Short task: The entries below are to be written out again without alteration.

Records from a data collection
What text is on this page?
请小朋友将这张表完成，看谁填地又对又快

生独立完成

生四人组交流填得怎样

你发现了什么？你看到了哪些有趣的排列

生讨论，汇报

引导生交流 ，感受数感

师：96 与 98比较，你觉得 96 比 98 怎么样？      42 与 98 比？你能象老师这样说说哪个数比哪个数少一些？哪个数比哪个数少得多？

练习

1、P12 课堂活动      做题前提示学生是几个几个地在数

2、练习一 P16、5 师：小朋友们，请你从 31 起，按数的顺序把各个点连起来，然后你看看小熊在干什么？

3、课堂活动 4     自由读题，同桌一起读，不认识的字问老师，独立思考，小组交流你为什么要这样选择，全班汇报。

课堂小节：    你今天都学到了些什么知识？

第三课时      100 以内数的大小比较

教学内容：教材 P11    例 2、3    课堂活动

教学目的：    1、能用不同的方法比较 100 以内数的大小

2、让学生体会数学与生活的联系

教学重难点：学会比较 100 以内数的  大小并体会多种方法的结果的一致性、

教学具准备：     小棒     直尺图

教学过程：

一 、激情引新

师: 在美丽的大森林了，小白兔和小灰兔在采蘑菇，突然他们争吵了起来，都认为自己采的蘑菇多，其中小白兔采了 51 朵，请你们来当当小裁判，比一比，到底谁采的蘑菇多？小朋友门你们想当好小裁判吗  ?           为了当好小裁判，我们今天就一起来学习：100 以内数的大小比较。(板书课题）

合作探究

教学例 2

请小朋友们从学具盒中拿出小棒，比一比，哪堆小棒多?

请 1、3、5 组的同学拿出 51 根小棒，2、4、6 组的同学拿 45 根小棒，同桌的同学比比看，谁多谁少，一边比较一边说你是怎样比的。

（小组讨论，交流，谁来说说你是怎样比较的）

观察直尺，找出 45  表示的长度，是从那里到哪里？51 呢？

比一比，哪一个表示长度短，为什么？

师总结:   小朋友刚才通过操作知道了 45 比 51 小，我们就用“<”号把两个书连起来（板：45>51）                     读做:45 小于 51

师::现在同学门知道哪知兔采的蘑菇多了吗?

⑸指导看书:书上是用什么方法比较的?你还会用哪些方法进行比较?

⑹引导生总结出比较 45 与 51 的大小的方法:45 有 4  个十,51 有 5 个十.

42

Output below:
What text is on this page?
请小朋友将这张表完成，看谁填地又对又快

生独立完成

生四人组交流填得怎样

你发现了什么？你看到了哪些有趣的排列

生讨论，汇报

引导生交流 ，感受数感

师：96 与 98比较，你觉得 96 比 98 怎么样？      42 与 98 比？你能象老师这样说说哪个数比哪个数少一些？哪个数比哪个数少得多？

练习

1、P12 课堂活动      做题前提示学生是几个几个地在数

2、练习一 P16、5 师：小朋友们，请你从 31 起，按数的顺序把各个点连起来，然后你看看小熊在干什么？

3、课堂活动 4     自由读题，同桌一起读，不认识的字问老师，独立思考，小组交流你为什么要这样选择，全班汇报。

课堂小节：    你今天都学到了些什么知识？

第三课时      100 以内数的大小比较

教学内容：教材 P11    例 2、3    课堂活动

教学目的：    1、能用不同的方法比较 100 以内数的大小

2、让学生体会数学与生活的联系

教学重难点：学会比较 100 以内数的  大小并体会多种方法的结果的一致性、

教学具准备：     小棒     直尺图

教学过程：

一 、激情引新

师: 在美丽的大森林了，小白兔和小灰兔在采蘑菇，突然他们争吵了起来，都认为自己采的蘑菇多，其中小白兔采了 51 朵，请你们来当当小裁判，比一比，到底谁采的蘑菇多？小朋友门你们想当好小裁判吗  ?           为了当好小裁判，我们今天就一起来学习：100 以内数的大小比较。(板书课题）

合作探究

教学例 2

请小朋友们从学具盒中拿出小棒，比一比，哪堆小棒多?

请 1、3、5 组的同学拿出 51 根小棒，2、4、6 组的同学拿 45 根小棒，同桌的同学比比看，谁多谁少，一边比较一边说你是怎样比的。

（小组讨论，交流，谁来说说你是怎样比较的）

观察直尺，找出 45  表示的长度，是从那里到哪里？51 呢？

比一比，哪一个表示长度短，为什么？

师总结:   小朋友刚才通过操作知道了 45 比 51 小，我们就用“<”号把两个书连起来（板：45>51）                     读做:45 小于 51

师::现在同学门知道哪知兔采的蘑菇多了吗?

⑸指导看书:书上是用什么方法比较的?你还会用哪些方法进行比较?

⑹引导生总结出比较 45 与 51 的大小的方法:45 有 4  个十,51 有 5 个十.

42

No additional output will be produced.